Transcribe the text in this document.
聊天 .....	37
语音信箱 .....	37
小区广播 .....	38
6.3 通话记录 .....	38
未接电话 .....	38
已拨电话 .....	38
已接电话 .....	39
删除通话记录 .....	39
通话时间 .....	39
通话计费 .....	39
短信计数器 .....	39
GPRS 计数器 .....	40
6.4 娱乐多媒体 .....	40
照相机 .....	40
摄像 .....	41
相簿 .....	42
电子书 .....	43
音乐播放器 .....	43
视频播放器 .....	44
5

WHAT IS NEEDED: Print the listing above in its entirety, with every line exact.

EXERCISE OUTPUT:
Transcribe the text in this document.
聊天 .....	37
语音信箱 .....	37
小区广播 .....	38
6.3 通话记录 .....	38
未接电话 .....	38
已拨电话 .....	38
已接电话 .....	39
删除通话记录 .....	39
通话时间 .....	39
通话计费 .....	39
短信计数器 .....	39
GPRS 计数器 .....	40
6.4 娱乐多媒体 .....	40
照相机 .....	40
摄像 .....	41
相簿 .....	42
电子书 .....	43
音乐播放器 .....	43
视频播放器 .....	44
5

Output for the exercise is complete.